[BEGIN DATA TO USE]

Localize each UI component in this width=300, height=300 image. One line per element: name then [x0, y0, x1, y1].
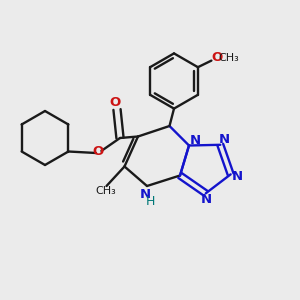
Text: N: N: [231, 170, 242, 183]
Text: N: N: [140, 188, 151, 202]
Text: N: N: [200, 194, 211, 206]
Text: N: N: [189, 134, 201, 147]
Text: H: H: [145, 195, 155, 208]
Text: O: O: [212, 51, 223, 64]
Text: CH₃: CH₃: [218, 52, 239, 63]
Text: N: N: [218, 133, 230, 146]
Text: O: O: [93, 145, 104, 158]
Text: CH₃: CH₃: [95, 186, 116, 197]
Text: O: O: [110, 96, 121, 110]
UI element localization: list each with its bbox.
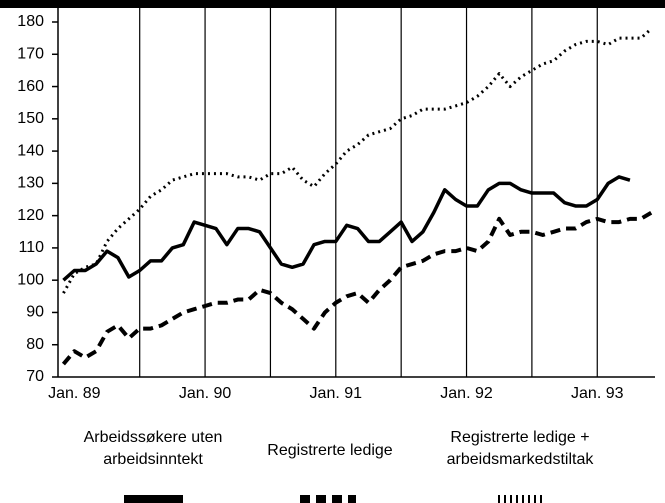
y-tick-label: 160 bbox=[17, 78, 44, 95]
y-tick-label: 120 bbox=[17, 207, 44, 224]
y-tick-label: 150 bbox=[17, 110, 44, 127]
series-line bbox=[61, 210, 653, 366]
y-tick-label: 80 bbox=[26, 336, 44, 353]
y-tick-label: 170 bbox=[17, 45, 44, 62]
legend-label: Arbeidssøkere uten arbeidsinntekt bbox=[83, 429, 223, 468]
x-tick-label: Jan. 91 bbox=[310, 385, 363, 402]
y-tick-label: 110 bbox=[18, 239, 44, 256]
series-line bbox=[62, 175, 631, 282]
y-tick-label: 140 bbox=[17, 142, 44, 159]
legend-label: Registrerte ledige bbox=[267, 442, 393, 459]
top-bar bbox=[0, 0, 665, 8]
y-tick-label: 100 bbox=[17, 271, 44, 288]
x-tick-label: Jan. 89 bbox=[48, 385, 101, 402]
x-tick-label: Jan. 90 bbox=[179, 385, 232, 402]
y-tick-label: 130 bbox=[17, 175, 44, 192]
y-tick-label: 180 bbox=[17, 13, 44, 30]
y-tick-label: 70 bbox=[26, 368, 44, 385]
x-tick-label: Jan. 93 bbox=[571, 385, 624, 402]
legend-label: Registrerte ledige + arbeidsmarkedstilta… bbox=[446, 429, 594, 468]
series-line bbox=[62, 27, 653, 294]
x-tick-label: Jan. 92 bbox=[440, 385, 493, 402]
y-tick-label: 90 bbox=[26, 304, 44, 321]
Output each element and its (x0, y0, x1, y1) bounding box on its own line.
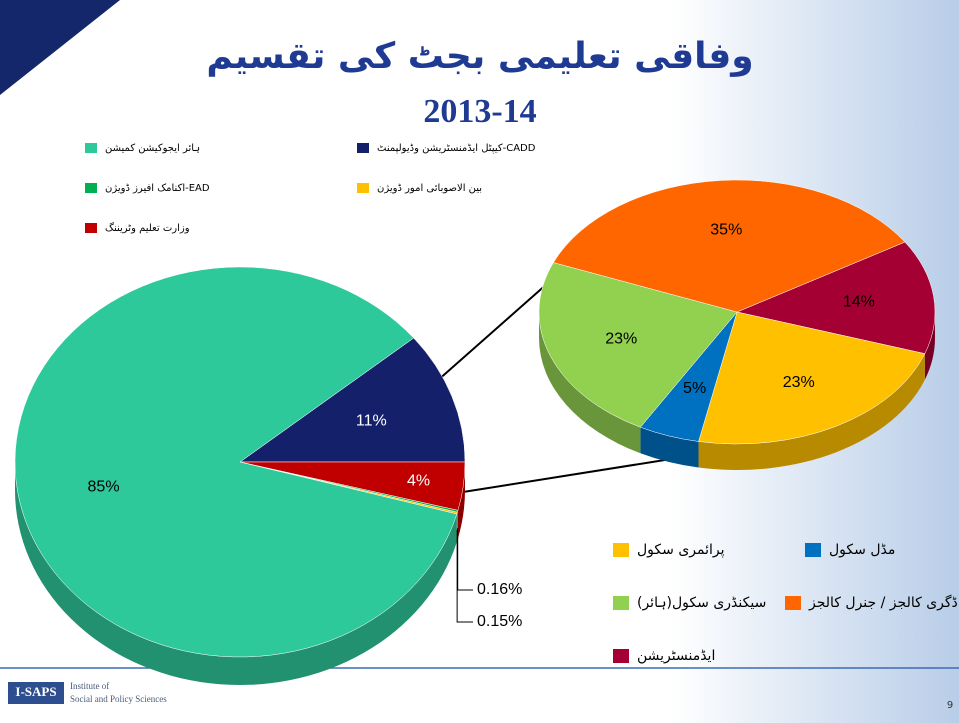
legend-swatch (785, 596, 801, 610)
connector (436, 282, 549, 382)
legend-label: پرائمری سکول (637, 542, 725, 558)
slice (736, 241, 936, 354)
legend-label: مڈل سکول (829, 542, 895, 558)
data-label: 14% (843, 294, 875, 311)
legend-swatch (357, 183, 369, 193)
legend-label: بین الاصوبائی امور ڈویژن (377, 183, 482, 194)
slice (553, 179, 906, 313)
org-name: Social and Policy Sciences (70, 694, 167, 704)
slice-side (457, 462, 465, 539)
legend-label: اکنامک افیرز ڈویژن-EAD (105, 183, 210, 194)
slice (14, 266, 458, 658)
legend-label: کیپٹل ایڈمنسٹریشن وڈیولپمنٹ-CADD (377, 143, 536, 154)
logo: I-SAPS (15, 684, 56, 699)
legend-swatch (85, 183, 97, 193)
legend-label: ہائر ایجوکیشن کمیشن (105, 143, 200, 154)
legend-label: ڈگری کالجز / جنرل کالجز (808, 594, 958, 611)
slice (538, 262, 738, 428)
legend-swatch (357, 143, 369, 153)
chart-title: وفاقی تعلیمی بجٹ کی تقسیم (206, 36, 753, 77)
legend-swatch (613, 649, 629, 663)
slice-side (640, 427, 699, 468)
data-label: 0.15% (477, 613, 522, 630)
slice (698, 311, 926, 445)
data-label: 11% (356, 412, 387, 429)
slice-side (924, 312, 935, 380)
leader-line (456, 529, 473, 623)
data-label: 23% (783, 374, 815, 391)
logo-box (8, 682, 64, 704)
data-label: 0.16% (477, 581, 522, 598)
slice-side (698, 353, 925, 471)
legend-swatch (805, 543, 821, 557)
leader-line (457, 528, 473, 591)
legend-swatch (85, 143, 97, 153)
legend-swatch (85, 223, 97, 233)
legend-label: ایڈمنسٹریشن (637, 648, 715, 664)
legend-label: سیکنڈری سکول(ہائر) (637, 595, 766, 611)
data-label: 85% (88, 478, 120, 495)
legend-swatch (613, 543, 629, 557)
data-label: 35% (710, 222, 742, 239)
connector (462, 455, 691, 493)
page-number: 9 (947, 700, 953, 711)
corner-decoration (0, 0, 120, 95)
org-name: Institute of (70, 681, 109, 691)
legend-label: وزارت تعلیم وٹریننگ (105, 222, 190, 234)
slice-side (539, 312, 641, 454)
legend-swatch (613, 596, 629, 610)
data-label: 5% (683, 380, 706, 397)
data-label: 23% (605, 330, 637, 347)
chart-subtitle: 2013-14 (423, 93, 536, 130)
data-label: 4% (407, 473, 430, 490)
slice (239, 337, 466, 463)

[END DATA TO USE]

▶ **GOAL**
Reproduce all of the material above word for word and line for line, leaving out the pictures.

▶ **EXERCISE OUTPUT**
Localize each UI component in this width=300, height=300 image. One line per element: name then [x0, y0, x1, y1].
Text: N: N: [231, 170, 242, 183]
Text: N: N: [140, 188, 151, 202]
Text: N: N: [200, 194, 211, 206]
Text: N: N: [189, 134, 201, 147]
Text: H: H: [145, 195, 155, 208]
Text: O: O: [212, 51, 223, 64]
Text: CH₃: CH₃: [218, 52, 239, 63]
Text: N: N: [218, 133, 230, 146]
Text: O: O: [93, 145, 104, 158]
Text: CH₃: CH₃: [95, 186, 116, 197]
Text: O: O: [110, 96, 121, 110]
UI element localization: list each with its bbox.
y-tick-label: 160 bbox=[17, 78, 44, 95]
y-tick-label: 120 bbox=[17, 207, 44, 224]
y-tick-label: 150 bbox=[17, 110, 44, 127]
series-line bbox=[61, 210, 653, 366]
y-tick-label: 80 bbox=[26, 336, 44, 353]
y-tick-label: 170 bbox=[17, 45, 44, 62]
legend-label: Arbeidssøkere uten arbeidsinntekt bbox=[83, 429, 223, 468]
x-tick-label: Jan. 91 bbox=[310, 385, 363, 402]
y-tick-label: 110 bbox=[18, 239, 44, 256]
series-line bbox=[62, 175, 631, 282]
y-tick-label: 140 bbox=[17, 142, 44, 159]
legend-label: Registrerte ledige bbox=[267, 442, 393, 459]
top-bar bbox=[0, 0, 665, 8]
y-tick-label: 100 bbox=[17, 271, 44, 288]
x-tick-label: Jan. 89 bbox=[48, 385, 101, 402]
x-tick-label: Jan. 90 bbox=[179, 385, 232, 402]
y-tick-label: 130 bbox=[17, 175, 44, 192]
y-tick-label: 180 bbox=[17, 13, 44, 30]
y-tick-label: 70 bbox=[26, 368, 44, 385]
x-tick-label: Jan. 93 bbox=[571, 385, 624, 402]
legend-label: Registrerte ledige + arbeidsmarkedstilta… bbox=[446, 429, 594, 468]
series-line bbox=[62, 27, 653, 294]
x-tick-label: Jan. 92 bbox=[440, 385, 493, 402]
y-tick-label: 90 bbox=[26, 304, 44, 321]
Output each element and its (x0, y0, x1, y1) bounding box on its own line.
legend-swatch (785, 596, 801, 610)
connector (436, 282, 549, 382)
legend-label: پرائمری سکول (637, 542, 725, 558)
slice (736, 241, 936, 354)
legend-label: مڈل سکول (829, 542, 895, 558)
data-label: 14% (843, 294, 875, 311)
legend-swatch (357, 183, 369, 193)
legend-label: بین الاصوبائی امور ڈویژن (377, 183, 482, 194)
slice (553, 179, 906, 313)
org-name: Social and Policy Sciences (70, 694, 167, 704)
slice-side (457, 462, 465, 539)
legend-label: اکنامک افیرز ڈویژن-EAD (105, 183, 210, 194)
slice (14, 266, 458, 658)
legend-label: کیپٹل ایڈمنسٹریشن وڈیولپمنٹ-CADD (377, 143, 536, 154)
logo: I-SAPS (15, 684, 56, 699)
legend-swatch (85, 183, 97, 193)
legend-label: ہائر ایجوکیشن کمیشن (105, 143, 200, 154)
legend-label: ڈگری کالجز / جنرل کالجز (808, 594, 958, 611)
slice (538, 262, 738, 428)
legend-swatch (357, 143, 369, 153)
chart-title: وفاقی تعلیمی بجٹ کی تقسیم (206, 36, 753, 77)
legend-swatch (613, 649, 629, 663)
slice-side (640, 427, 699, 468)
data-label: 0.15% (477, 613, 522, 630)
slice (698, 311, 926, 445)
data-label: 11% (356, 412, 387, 429)
slice-side (924, 312, 935, 380)
leader-line (456, 529, 473, 623)
data-label: 23% (783, 374, 815, 391)
logo-box (8, 682, 64, 704)
data-label: 0.16% (477, 581, 522, 598)
slice-side (698, 353, 925, 471)
legend-swatch (805, 543, 821, 557)
leader-line (457, 528, 473, 591)
legend-swatch (85, 143, 97, 153)
legend-swatch (85, 223, 97, 233)
legend-label: ایڈمنسٹریشن (637, 648, 715, 664)
legend-label: سیکنڈری سکول(ہائر) (637, 595, 766, 611)
data-label: 85% (88, 478, 120, 495)
legend-swatch (613, 543, 629, 557)
data-label: 35% (710, 222, 742, 239)
connector (462, 455, 691, 493)
page-number: 9 (947, 700, 953, 711)
corner-decoration (0, 0, 120, 95)
org-name: Institute of (70, 681, 109, 691)
legend-label: وزارت تعلیم وٹریننگ (105, 222, 190, 234)
slice-side (539, 312, 641, 454)
legend-swatch (613, 596, 629, 610)
data-label: 5% (683, 380, 706, 397)
data-label: 23% (605, 330, 637, 347)
chart-subtitle: 2013-14 (423, 93, 536, 130)
data-label: 4% (407, 473, 430, 490)
slice (239, 337, 466, 463)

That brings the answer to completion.